◆ Work item: Reproduce each line of the entries that carries "color".

Records from a collection of figures
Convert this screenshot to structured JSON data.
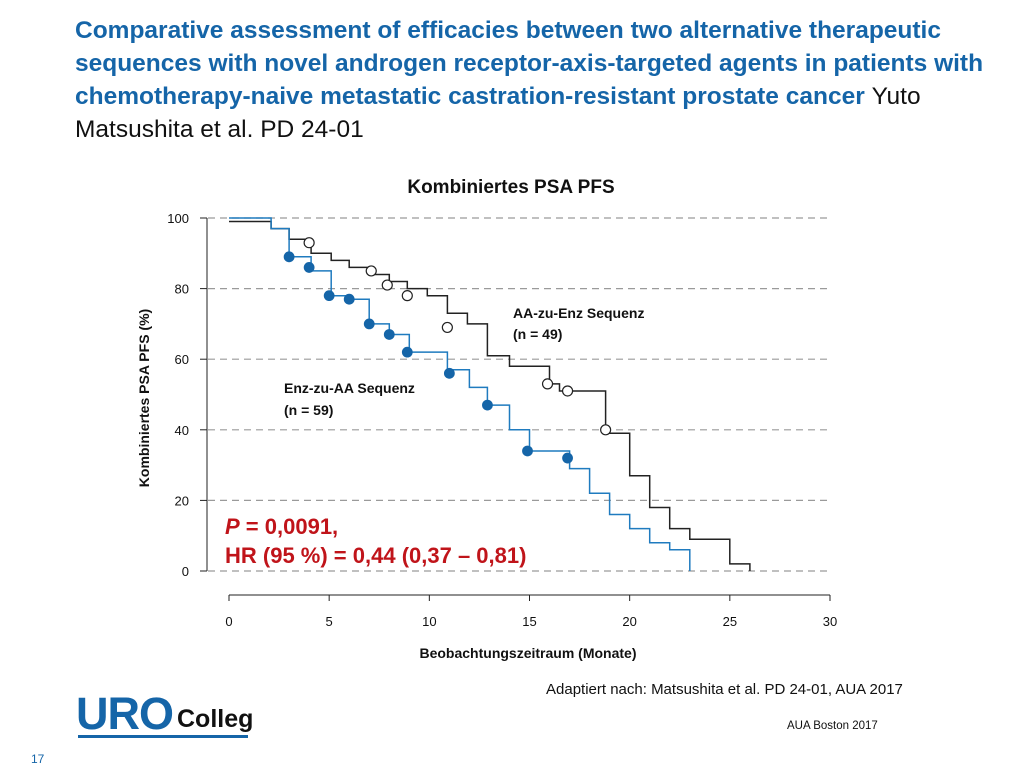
{
  "slide": {
    "title_main": "Comparative assessment of efficacies between two alternative therapeutic sequences with novel androgen receptor-axis-targeted agents in patients with chemotherapy-naive metastatic castration-resistant prostate cancer",
    "title_cite": "Yuto Matsushita et al. PD 24-01",
    "source": "Adaptiert nach: Matsushita et al. PD 24-01, AUA 2017",
    "conference": "AUA Boston 2017",
    "slide_number": "17",
    "logo": {
      "part1": "URO",
      "part2": "Colleg"
    }
  },
  "chart_data": {
    "type": "line",
    "title": "Kombiniertes PSA PFS",
    "xlabel": "Beobachtungszeitraum (Monate)",
    "ylabel": "Kombiniertes PSA PFS (%)",
    "xlim": [
      0,
      30
    ],
    "ylim": [
      0,
      100
    ],
    "xticks": [
      0,
      5,
      10,
      15,
      20,
      25,
      30
    ],
    "yticks": [
      0,
      20,
      40,
      60,
      80,
      100
    ],
    "grid": "horizontal dashed",
    "series": [
      {
        "name": "AA-zu-Enz Sequenz",
        "n_label": "(n = 49)",
        "color": "#222222",
        "marker": "open circle",
        "steps": [
          [
            0,
            99
          ],
          [
            2.1,
            99
          ],
          [
            2.1,
            97
          ],
          [
            3,
            97
          ],
          [
            3,
            94
          ],
          [
            4.1,
            94
          ],
          [
            4.1,
            90
          ],
          [
            5.1,
            90
          ],
          [
            5.1,
            88
          ],
          [
            6,
            88
          ],
          [
            6,
            86
          ],
          [
            7.1,
            86
          ],
          [
            7.1,
            84
          ],
          [
            8,
            84
          ],
          [
            8,
            82
          ],
          [
            8.9,
            82
          ],
          [
            8.9,
            80
          ],
          [
            9.9,
            80
          ],
          [
            9.9,
            78
          ],
          [
            10.9,
            78
          ],
          [
            10.9,
            73
          ],
          [
            11.9,
            73
          ],
          [
            11.9,
            70
          ],
          [
            12.9,
            70
          ],
          [
            12.9,
            61
          ],
          [
            14,
            61
          ],
          [
            14,
            58
          ],
          [
            16,
            58
          ],
          [
            16,
            53
          ],
          [
            16.5,
            53
          ],
          [
            16.5,
            51
          ],
          [
            18.8,
            51
          ],
          [
            18.8,
            39
          ],
          [
            20,
            39
          ],
          [
            20,
            27
          ],
          [
            21,
            27
          ],
          [
            21,
            18
          ],
          [
            22,
            18
          ],
          [
            22,
            12
          ],
          [
            23,
            12
          ],
          [
            23,
            9
          ],
          [
            25,
            9
          ],
          [
            25,
            2
          ],
          [
            26,
            2
          ],
          [
            26,
            0
          ]
        ],
        "censored": [
          [
            4,
            93
          ],
          [
            7.1,
            85
          ],
          [
            7.9,
            81
          ],
          [
            8.9,
            78
          ],
          [
            10.9,
            69
          ],
          [
            15.9,
            53
          ],
          [
            16.9,
            51
          ],
          [
            18.8,
            40
          ]
        ]
      },
      {
        "name": "Enz-zu-AA Sequenz",
        "n_label": "(n = 59)",
        "color": "#1f7bbf",
        "marker": "filled circle",
        "steps": [
          [
            0,
            100
          ],
          [
            2.1,
            100
          ],
          [
            2.1,
            97
          ],
          [
            3,
            97
          ],
          [
            3,
            89
          ],
          [
            4.1,
            89
          ],
          [
            4.1,
            85
          ],
          [
            5.1,
            85
          ],
          [
            5.1,
            78
          ],
          [
            6,
            78
          ],
          [
            6,
            77
          ],
          [
            7,
            77
          ],
          [
            7,
            70
          ],
          [
            8,
            70
          ],
          [
            8,
            67
          ],
          [
            9,
            67
          ],
          [
            9,
            62
          ],
          [
            10.9,
            62
          ],
          [
            10.9,
            57
          ],
          [
            12,
            57
          ],
          [
            12,
            52
          ],
          [
            12.9,
            52
          ],
          [
            12.9,
            47
          ],
          [
            14,
            47
          ],
          [
            14,
            40
          ],
          [
            15,
            40
          ],
          [
            15,
            34
          ],
          [
            17,
            34
          ],
          [
            17,
            29
          ],
          [
            18,
            29
          ],
          [
            18,
            22
          ],
          [
            19,
            22
          ],
          [
            19,
            16
          ],
          [
            20,
            16
          ],
          [
            20,
            12
          ],
          [
            21,
            12
          ],
          [
            21,
            8
          ],
          [
            22,
            8
          ],
          [
            22,
            6
          ],
          [
            23,
            6
          ],
          [
            23,
            0
          ]
        ],
        "censored": [
          [
            3,
            89
          ],
          [
            4,
            86
          ],
          [
            5,
            78
          ],
          [
            6,
            77
          ],
          [
            7,
            70
          ],
          [
            8,
            67
          ],
          [
            8.9,
            62
          ],
          [
            11,
            56
          ],
          [
            12.9,
            47
          ],
          [
            14.9,
            34
          ],
          [
            16.9,
            32
          ]
        ]
      }
    ],
    "annotations": {
      "p_prefix": "P",
      "p_value": " = 0,0091,",
      "hr": "HR (95 %) = 0,44 (0,37 – 0,81)",
      "color": "#c0141a"
    }
  }
}
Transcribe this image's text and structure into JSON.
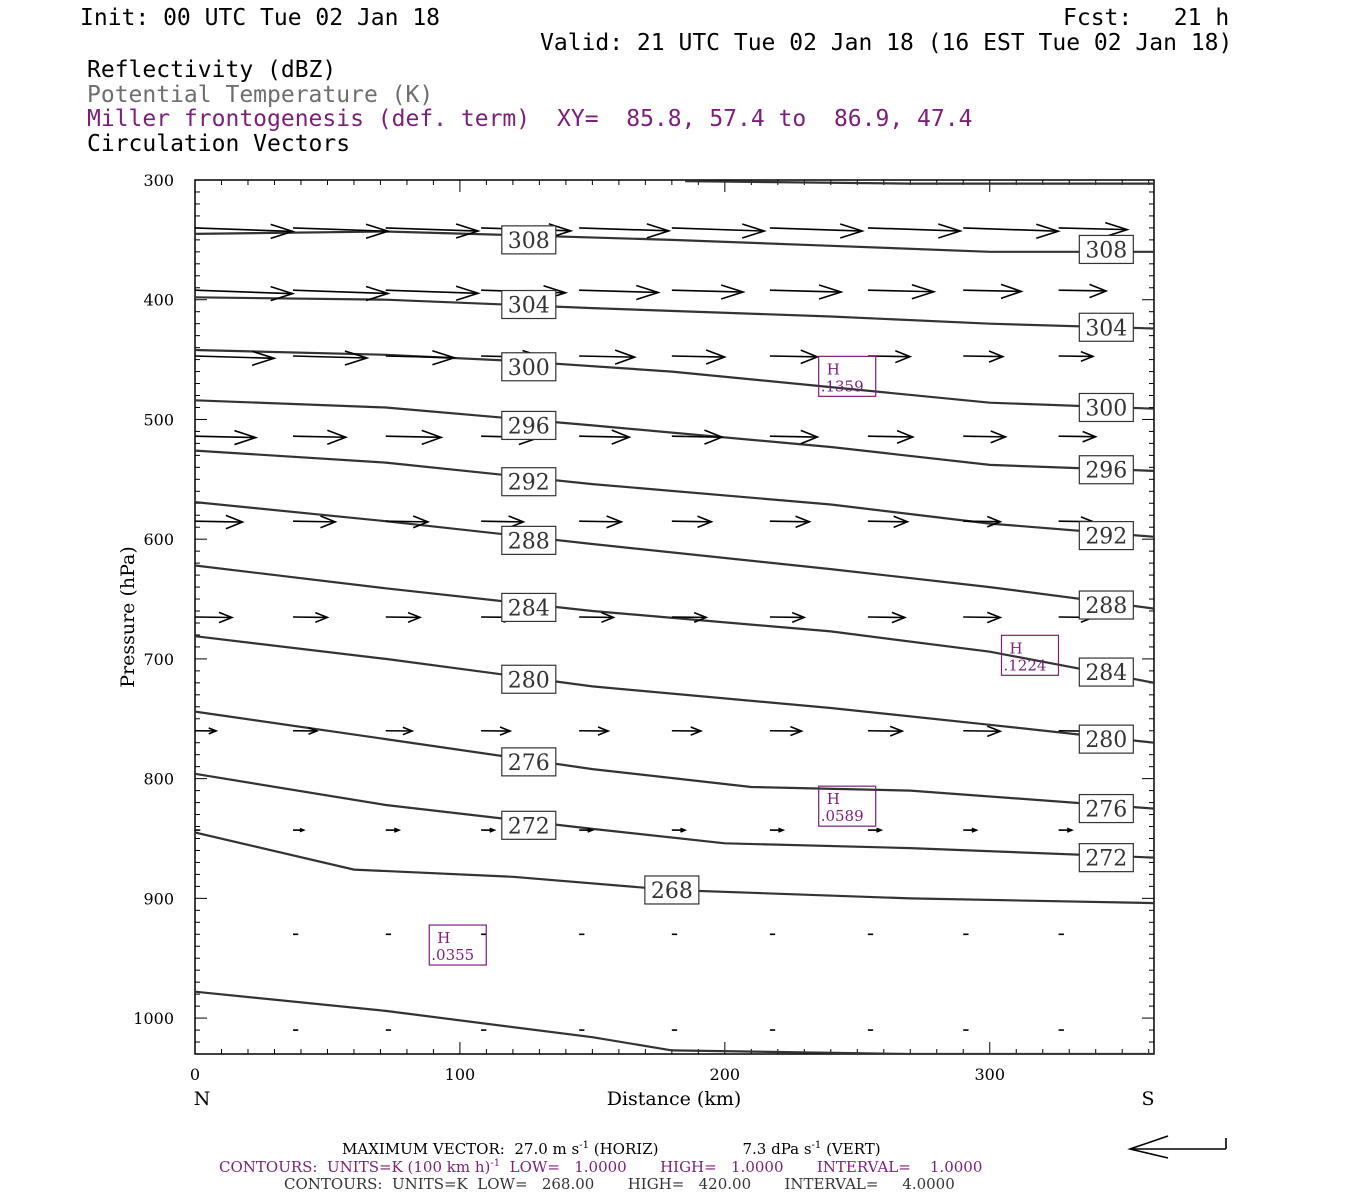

◆ Output below:
        "color": "#222222",
        "color": "#1f7bbf",
      "color": "#c0141a"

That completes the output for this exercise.